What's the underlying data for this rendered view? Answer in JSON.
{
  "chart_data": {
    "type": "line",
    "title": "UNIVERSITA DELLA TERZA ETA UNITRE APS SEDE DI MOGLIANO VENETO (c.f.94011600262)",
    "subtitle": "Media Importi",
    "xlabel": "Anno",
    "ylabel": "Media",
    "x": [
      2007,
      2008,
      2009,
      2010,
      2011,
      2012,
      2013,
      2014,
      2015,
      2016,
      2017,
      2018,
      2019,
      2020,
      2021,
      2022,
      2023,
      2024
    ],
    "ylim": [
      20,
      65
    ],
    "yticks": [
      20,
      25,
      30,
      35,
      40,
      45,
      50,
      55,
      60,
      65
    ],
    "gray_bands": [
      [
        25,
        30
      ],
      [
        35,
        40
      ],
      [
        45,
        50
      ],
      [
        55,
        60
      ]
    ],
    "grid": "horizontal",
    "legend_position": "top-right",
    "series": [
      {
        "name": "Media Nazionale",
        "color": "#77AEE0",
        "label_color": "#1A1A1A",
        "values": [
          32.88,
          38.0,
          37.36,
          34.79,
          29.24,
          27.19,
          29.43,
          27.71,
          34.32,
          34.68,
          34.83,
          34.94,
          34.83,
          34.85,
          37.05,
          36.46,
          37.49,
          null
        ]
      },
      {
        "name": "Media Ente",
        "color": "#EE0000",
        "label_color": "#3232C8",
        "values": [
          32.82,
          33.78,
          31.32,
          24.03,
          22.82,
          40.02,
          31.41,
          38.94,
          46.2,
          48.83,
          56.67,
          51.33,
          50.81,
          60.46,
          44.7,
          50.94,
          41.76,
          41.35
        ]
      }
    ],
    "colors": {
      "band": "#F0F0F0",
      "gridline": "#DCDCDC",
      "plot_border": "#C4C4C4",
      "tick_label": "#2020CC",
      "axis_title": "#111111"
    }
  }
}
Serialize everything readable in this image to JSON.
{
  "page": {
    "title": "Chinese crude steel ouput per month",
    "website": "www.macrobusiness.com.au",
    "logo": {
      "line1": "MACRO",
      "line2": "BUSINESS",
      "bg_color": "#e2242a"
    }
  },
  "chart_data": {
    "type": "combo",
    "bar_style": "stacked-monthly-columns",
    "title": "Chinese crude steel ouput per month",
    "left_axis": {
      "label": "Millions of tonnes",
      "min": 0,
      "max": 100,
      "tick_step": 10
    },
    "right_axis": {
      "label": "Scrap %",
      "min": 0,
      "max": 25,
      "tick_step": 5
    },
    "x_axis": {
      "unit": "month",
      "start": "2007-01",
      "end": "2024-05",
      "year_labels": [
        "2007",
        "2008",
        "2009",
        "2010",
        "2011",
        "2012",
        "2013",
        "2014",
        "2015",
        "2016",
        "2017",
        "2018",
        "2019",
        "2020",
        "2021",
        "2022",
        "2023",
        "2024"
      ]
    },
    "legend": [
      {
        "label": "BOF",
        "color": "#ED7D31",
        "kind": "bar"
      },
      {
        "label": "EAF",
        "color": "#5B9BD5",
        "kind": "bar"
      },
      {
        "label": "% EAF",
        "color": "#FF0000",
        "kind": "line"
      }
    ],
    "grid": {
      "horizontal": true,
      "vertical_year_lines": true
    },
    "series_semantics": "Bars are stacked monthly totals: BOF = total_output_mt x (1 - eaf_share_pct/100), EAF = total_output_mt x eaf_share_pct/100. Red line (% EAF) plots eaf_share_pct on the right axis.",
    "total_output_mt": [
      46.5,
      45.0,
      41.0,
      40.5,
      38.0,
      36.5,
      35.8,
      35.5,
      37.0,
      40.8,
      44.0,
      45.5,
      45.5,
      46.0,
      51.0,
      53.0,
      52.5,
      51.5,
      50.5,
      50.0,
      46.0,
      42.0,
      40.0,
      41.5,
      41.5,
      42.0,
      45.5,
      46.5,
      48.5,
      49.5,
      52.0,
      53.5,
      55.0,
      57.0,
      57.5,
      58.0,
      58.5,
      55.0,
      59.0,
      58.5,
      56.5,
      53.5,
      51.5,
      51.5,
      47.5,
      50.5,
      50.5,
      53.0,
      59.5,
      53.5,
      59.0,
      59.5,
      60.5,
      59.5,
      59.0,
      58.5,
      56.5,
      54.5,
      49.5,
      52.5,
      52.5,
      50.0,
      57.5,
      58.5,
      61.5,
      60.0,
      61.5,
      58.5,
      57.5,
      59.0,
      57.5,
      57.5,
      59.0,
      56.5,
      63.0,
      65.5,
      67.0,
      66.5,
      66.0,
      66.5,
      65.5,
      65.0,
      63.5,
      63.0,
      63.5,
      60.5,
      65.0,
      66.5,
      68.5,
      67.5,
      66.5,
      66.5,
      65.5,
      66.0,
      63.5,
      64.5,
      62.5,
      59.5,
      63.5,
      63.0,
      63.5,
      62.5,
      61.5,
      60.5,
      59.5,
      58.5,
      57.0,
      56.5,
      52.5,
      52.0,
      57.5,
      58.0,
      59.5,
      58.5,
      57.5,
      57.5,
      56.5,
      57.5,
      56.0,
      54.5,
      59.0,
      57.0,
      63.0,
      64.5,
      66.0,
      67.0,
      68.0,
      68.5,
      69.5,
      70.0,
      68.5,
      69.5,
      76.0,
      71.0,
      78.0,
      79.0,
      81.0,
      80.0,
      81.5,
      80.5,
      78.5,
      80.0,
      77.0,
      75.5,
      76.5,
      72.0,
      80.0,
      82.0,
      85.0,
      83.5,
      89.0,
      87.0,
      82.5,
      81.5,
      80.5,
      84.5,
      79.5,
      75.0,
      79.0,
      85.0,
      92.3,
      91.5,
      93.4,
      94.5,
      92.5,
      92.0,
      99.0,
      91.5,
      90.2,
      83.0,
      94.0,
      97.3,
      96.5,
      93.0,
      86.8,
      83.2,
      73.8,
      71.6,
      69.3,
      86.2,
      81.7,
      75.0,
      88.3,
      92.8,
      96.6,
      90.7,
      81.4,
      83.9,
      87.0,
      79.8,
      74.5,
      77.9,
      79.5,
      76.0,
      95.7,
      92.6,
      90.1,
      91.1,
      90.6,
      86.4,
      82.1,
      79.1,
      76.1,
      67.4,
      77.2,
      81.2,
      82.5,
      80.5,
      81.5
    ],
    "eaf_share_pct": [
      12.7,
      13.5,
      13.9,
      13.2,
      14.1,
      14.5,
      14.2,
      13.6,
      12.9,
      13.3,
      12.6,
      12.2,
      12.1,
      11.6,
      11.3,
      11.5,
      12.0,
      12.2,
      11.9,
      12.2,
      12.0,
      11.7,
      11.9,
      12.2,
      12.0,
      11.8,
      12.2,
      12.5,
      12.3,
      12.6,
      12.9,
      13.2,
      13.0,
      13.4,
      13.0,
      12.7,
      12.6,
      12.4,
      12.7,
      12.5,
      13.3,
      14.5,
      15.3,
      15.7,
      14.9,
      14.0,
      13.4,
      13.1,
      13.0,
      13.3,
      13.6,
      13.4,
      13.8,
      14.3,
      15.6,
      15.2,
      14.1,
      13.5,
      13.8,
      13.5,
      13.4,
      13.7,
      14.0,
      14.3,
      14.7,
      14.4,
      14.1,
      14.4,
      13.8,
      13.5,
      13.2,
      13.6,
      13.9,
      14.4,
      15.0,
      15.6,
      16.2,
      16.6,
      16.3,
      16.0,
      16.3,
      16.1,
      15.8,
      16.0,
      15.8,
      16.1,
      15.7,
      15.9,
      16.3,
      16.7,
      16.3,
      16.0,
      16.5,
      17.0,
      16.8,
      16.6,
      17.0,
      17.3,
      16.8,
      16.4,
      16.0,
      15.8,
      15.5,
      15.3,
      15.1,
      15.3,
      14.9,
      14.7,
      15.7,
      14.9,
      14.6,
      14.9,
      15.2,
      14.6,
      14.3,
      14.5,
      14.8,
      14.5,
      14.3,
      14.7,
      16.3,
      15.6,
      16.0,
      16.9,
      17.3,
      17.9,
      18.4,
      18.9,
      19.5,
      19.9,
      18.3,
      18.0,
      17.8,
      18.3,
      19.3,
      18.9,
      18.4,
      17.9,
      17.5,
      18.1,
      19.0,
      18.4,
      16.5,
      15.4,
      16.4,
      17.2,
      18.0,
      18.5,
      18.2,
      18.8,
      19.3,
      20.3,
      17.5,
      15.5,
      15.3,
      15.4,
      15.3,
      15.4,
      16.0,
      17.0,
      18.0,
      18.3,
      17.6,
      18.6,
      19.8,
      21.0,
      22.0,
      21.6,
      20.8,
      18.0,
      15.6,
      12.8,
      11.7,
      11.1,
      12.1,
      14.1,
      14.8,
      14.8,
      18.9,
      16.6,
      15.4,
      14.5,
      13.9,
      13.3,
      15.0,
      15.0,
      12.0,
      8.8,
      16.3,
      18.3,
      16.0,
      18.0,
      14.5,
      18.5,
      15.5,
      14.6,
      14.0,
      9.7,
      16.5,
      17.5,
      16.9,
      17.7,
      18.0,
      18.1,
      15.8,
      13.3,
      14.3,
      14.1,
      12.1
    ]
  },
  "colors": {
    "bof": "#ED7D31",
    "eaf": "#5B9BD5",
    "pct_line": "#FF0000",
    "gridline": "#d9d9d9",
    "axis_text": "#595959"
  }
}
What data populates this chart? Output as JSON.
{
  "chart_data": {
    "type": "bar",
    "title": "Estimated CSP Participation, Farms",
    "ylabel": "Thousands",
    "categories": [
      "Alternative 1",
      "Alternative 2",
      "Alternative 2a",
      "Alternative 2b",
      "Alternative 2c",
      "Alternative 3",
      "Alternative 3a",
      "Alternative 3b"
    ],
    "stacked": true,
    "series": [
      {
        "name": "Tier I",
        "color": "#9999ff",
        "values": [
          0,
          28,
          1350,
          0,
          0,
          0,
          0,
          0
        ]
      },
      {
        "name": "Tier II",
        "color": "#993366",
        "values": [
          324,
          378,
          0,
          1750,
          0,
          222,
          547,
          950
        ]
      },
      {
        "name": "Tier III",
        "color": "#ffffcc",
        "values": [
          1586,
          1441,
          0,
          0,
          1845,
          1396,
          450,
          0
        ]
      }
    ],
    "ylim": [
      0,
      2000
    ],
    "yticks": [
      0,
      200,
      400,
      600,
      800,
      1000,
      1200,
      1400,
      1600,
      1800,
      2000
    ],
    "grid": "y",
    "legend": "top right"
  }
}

* **Given task**
Of the lines in this listing, how many contain "true"? Reply with the number and nothing more.

* **Result of the task**
3